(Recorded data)
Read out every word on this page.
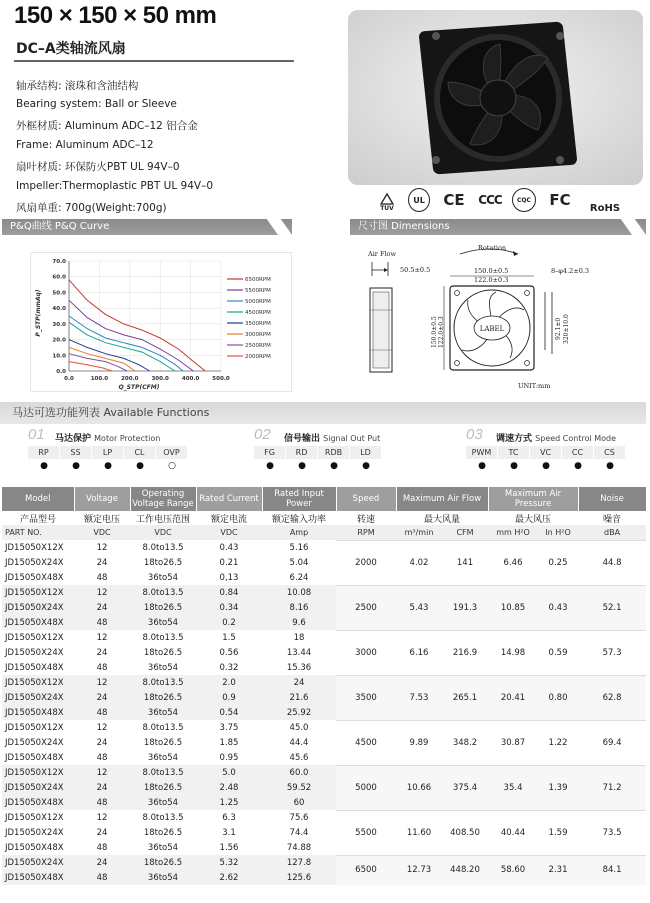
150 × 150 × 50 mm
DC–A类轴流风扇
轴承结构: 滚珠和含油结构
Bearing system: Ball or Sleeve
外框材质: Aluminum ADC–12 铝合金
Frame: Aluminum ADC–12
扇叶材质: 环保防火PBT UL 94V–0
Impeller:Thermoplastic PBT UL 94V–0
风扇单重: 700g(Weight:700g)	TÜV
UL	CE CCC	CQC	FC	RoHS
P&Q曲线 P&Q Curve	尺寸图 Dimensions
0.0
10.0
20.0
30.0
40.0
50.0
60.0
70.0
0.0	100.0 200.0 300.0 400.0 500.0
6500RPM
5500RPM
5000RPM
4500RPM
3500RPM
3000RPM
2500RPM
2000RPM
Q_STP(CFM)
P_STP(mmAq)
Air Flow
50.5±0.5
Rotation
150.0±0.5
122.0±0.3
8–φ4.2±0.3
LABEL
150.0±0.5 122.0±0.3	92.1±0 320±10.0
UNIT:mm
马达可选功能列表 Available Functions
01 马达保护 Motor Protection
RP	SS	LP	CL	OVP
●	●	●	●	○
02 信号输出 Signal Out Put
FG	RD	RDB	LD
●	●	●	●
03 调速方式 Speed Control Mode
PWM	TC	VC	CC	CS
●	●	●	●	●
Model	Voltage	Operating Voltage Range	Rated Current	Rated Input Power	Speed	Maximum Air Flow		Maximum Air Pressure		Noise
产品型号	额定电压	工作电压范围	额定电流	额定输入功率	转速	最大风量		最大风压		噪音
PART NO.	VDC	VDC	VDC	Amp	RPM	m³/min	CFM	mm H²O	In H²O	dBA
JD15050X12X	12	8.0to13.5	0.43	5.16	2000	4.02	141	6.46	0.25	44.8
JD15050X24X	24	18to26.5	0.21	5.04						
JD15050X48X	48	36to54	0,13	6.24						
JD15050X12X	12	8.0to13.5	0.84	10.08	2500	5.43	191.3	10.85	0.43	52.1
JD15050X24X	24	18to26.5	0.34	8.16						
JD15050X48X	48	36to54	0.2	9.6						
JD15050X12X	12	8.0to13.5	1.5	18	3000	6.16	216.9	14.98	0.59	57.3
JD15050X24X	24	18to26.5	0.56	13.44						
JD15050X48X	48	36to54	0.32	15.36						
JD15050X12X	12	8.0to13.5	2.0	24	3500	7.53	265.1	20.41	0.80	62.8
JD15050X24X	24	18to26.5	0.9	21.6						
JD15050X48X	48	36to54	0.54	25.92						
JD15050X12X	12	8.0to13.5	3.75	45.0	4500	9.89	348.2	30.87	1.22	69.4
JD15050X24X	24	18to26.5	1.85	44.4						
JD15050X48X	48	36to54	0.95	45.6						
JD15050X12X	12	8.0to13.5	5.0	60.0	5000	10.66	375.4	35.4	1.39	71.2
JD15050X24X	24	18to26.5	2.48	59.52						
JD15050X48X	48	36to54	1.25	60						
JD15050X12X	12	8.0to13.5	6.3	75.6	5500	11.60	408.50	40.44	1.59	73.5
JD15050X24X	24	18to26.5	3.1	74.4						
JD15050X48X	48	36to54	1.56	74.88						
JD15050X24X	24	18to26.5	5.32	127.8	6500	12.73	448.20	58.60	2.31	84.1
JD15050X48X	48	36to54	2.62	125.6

Written exercise: Output an exact copy of the material, with the pictures removed.

Response to this exercise:
Read out every word on this page.
150 × 150 × 50 mm
DC–A类轴流风扇
轴承结构: 滚珠和含油结构
Bearing system: Ball or Sleeve
外框材质: Aluminum ADC–12 铝合金
Frame: Aluminum ADC–12
扇叶材质: 环保防火PBT UL 94V–0
Impeller:Thermoplastic PBT UL 94V–0
风扇单重: 700g(Weight:700g)	TÜV
UL	CE CCC	CQC	FC	RoHS
P&Q曲线 P&Q Curve	尺寸图 Dimensions
0.0
10.0
20.0
30.0
40.0
50.0
60.0
70.0
0.0	100.0 200.0 300.0 400.0 500.0
6500RPM
5500RPM
5000RPM
4500RPM
3500RPM
3000RPM
2500RPM
2000RPM
Q_STP(CFM)
P_STP(mmAq)
Air Flow
50.5±0.5
Rotation
150.0±0.5
122.0±0.3
8–φ4.2±0.3
LABEL
150.0±0.5 122.0±0.3	92.1±0 320±10.0
UNIT:mm
马达可选功能列表 Available Functions
01 马达保护 Motor Protection
RP	SS	LP	CL	OVP
●	●	●	●	○
02 信号输出 Signal Out Put
FG	RD	RDB	LD
●	●	●	●
03 调速方式 Speed Control Mode
PWM	TC	VC	CC	CS
●	●	●	●	●
Model	Voltage	Operating Voltage Range	Rated Current	Rated Input Power	Speed	Maximum Air Flow		Maximum Air Pressure		Noise
产品型号	额定电压	工作电压范围	额定电流	额定输入功率	转速	最大风量		最大风压		噪音
PART NO.	VDC	VDC	VDC	Amp	RPM	m³/min	CFM	mm H²O	In H²O	dBA
JD15050X12X	12	8.0to13.5	0.43	5.16	2000	4.02	141	6.46	0.25	44.8
JD15050X24X	24	18to26.5	0.21	5.04						
JD15050X48X	48	36to54	0,13	6.24						
JD15050X12X	12	8.0to13.5	0.84	10.08	2500	5.43	191.3	10.85	0.43	52.1
JD15050X24X	24	18to26.5	0.34	8.16						
JD15050X48X	48	36to54	0.2	9.6						
JD15050X12X	12	8.0to13.5	1.5	18	3000	6.16	216.9	14.98	0.59	57.3
JD15050X24X	24	18to26.5	0.56	13.44						
JD15050X48X	48	36to54	0.32	15.36						
JD15050X12X	12	8.0to13.5	2.0	24	3500	7.53	265.1	20.41	0.80	62.8
JD15050X24X	24	18to26.5	0.9	21.6						
JD15050X48X	48	36to54	0.54	25.92						
JD15050X12X	12	8.0to13.5	3.75	45.0	4500	9.89	348.2	30.87	1.22	69.4
JD15050X24X	24	18to26.5	1.85	44.4						
JD15050X48X	48	36to54	0.95	45.6						
JD15050X12X	12	8.0to13.5	5.0	60.0	5000	10.66	375.4	35.4	1.39	71.2
JD15050X24X	24	18to26.5	2.48	59.52						
JD15050X48X	48	36to54	1.25	60						
JD15050X12X	12	8.0to13.5	6.3	75.6	5500	11.60	408.50	40.44	1.59	73.5
JD15050X24X	24	18to26.5	3.1	74.4						
JD15050X48X	48	36to54	1.56	74.88						
JD15050X24X	24	18to26.5	5.32	127.8	6500	12.73	448.20	58.60	2.31	84.1
JD15050X48X	48	36to54	2.62	125.6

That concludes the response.